- [Written exercise] Count every line that has the word "ylabel". Give the number, without anything more.

___ Supplied information ___

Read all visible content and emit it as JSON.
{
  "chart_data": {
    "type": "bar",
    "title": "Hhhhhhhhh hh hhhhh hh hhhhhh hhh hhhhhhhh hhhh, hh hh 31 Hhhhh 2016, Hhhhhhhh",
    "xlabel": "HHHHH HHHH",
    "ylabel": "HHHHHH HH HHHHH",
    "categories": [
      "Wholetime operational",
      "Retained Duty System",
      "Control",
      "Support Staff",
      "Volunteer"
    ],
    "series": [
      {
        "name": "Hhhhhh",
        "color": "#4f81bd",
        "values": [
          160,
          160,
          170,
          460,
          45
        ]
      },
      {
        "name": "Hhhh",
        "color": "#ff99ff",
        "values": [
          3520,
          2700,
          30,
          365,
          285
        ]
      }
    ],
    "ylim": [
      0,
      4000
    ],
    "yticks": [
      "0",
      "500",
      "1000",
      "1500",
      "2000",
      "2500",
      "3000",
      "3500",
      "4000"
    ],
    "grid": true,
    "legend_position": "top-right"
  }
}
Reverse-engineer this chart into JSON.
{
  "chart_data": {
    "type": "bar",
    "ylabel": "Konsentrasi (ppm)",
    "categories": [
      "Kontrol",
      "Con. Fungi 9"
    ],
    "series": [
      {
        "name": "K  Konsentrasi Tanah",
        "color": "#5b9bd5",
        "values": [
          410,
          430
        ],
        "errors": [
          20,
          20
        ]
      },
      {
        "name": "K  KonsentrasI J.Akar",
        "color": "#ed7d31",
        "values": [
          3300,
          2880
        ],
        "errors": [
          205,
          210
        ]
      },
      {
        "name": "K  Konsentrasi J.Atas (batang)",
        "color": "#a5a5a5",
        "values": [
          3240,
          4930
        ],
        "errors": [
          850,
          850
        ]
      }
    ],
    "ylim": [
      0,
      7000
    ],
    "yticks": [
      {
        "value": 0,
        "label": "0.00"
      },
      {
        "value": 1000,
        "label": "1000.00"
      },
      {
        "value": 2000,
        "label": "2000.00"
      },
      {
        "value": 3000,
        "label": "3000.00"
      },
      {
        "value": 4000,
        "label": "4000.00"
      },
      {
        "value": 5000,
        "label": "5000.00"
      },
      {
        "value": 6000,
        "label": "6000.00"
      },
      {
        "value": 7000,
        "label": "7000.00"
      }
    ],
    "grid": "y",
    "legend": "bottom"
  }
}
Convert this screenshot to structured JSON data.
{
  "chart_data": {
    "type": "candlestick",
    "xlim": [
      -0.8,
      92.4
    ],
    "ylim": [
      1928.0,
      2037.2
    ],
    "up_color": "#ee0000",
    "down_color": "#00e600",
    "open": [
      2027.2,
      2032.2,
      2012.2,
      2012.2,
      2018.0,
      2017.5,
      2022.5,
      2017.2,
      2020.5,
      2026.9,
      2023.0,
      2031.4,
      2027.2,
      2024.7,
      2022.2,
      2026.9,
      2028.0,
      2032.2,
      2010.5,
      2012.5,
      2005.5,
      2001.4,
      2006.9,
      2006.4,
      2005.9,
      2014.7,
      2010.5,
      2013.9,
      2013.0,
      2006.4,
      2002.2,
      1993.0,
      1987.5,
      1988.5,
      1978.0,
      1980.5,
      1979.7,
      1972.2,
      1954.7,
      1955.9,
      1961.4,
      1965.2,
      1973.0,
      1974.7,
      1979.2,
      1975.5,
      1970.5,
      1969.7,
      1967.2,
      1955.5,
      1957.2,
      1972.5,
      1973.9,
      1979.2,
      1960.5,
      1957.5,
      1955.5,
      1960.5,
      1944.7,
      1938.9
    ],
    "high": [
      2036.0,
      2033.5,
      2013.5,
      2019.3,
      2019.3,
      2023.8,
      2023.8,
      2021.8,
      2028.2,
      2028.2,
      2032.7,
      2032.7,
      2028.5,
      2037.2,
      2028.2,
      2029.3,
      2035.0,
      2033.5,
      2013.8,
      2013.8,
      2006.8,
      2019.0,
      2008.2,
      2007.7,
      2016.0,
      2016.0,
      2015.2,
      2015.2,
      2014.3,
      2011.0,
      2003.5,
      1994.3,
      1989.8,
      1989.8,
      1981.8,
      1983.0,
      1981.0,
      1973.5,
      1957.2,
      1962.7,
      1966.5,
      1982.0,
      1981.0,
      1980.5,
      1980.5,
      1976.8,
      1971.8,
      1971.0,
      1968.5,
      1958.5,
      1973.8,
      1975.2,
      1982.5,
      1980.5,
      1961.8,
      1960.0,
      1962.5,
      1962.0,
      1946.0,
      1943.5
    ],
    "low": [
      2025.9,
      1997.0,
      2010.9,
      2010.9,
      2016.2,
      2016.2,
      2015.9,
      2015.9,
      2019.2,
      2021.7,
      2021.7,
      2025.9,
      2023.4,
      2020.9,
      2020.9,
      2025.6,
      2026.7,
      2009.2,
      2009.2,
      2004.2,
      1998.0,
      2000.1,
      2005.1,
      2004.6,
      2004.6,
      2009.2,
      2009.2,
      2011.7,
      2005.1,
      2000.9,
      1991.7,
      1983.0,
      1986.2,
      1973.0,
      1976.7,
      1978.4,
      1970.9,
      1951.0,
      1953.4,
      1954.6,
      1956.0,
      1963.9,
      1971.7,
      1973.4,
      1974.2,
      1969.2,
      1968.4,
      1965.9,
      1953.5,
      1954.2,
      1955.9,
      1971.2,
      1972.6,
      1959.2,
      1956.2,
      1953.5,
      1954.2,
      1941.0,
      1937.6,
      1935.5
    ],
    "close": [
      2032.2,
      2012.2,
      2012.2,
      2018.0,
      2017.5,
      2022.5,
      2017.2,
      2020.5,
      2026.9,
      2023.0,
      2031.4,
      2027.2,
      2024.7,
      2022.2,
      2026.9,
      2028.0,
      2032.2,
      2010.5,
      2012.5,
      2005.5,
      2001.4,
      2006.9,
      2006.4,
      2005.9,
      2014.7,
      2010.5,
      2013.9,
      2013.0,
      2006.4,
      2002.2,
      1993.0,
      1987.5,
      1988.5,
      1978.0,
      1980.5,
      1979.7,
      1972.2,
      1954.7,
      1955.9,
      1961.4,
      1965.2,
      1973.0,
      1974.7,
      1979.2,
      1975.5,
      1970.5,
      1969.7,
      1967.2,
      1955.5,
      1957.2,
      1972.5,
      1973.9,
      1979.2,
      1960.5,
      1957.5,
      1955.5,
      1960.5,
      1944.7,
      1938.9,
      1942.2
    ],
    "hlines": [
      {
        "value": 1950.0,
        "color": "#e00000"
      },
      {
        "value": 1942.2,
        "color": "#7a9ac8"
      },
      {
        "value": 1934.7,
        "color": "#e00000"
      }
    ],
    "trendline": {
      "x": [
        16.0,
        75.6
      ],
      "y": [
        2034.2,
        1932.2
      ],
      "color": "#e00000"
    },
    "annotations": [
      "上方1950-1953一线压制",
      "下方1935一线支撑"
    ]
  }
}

___

- [Answer to the exercise] 2